### What the task requires
Every line that includes the word "icon" is to be listed.

### Data in this exercise

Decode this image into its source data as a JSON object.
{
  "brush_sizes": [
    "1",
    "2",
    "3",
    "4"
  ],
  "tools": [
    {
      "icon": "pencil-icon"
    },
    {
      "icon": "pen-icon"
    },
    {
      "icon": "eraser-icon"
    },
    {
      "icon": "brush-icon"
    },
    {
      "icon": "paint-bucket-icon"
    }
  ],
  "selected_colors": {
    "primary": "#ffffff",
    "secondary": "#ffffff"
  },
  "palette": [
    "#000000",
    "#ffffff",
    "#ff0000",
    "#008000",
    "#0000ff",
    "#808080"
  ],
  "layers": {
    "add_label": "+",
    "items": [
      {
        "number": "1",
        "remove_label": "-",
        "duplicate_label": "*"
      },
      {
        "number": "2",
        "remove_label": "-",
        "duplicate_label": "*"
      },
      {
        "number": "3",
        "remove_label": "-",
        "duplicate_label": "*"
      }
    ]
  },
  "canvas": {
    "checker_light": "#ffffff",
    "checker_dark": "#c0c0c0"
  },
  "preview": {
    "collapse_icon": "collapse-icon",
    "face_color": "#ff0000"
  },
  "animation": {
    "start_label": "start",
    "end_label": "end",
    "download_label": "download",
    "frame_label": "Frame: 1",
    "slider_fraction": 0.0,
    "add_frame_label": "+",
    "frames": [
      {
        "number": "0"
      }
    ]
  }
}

### Solution to this task
      "icon": "pencil-icon"
      "icon": "pen-icon"
      "icon": "eraser-icon"
      "icon": "brush-icon"
      "icon": "paint-bucket-icon"
    "collapse_icon": "collapse-icon",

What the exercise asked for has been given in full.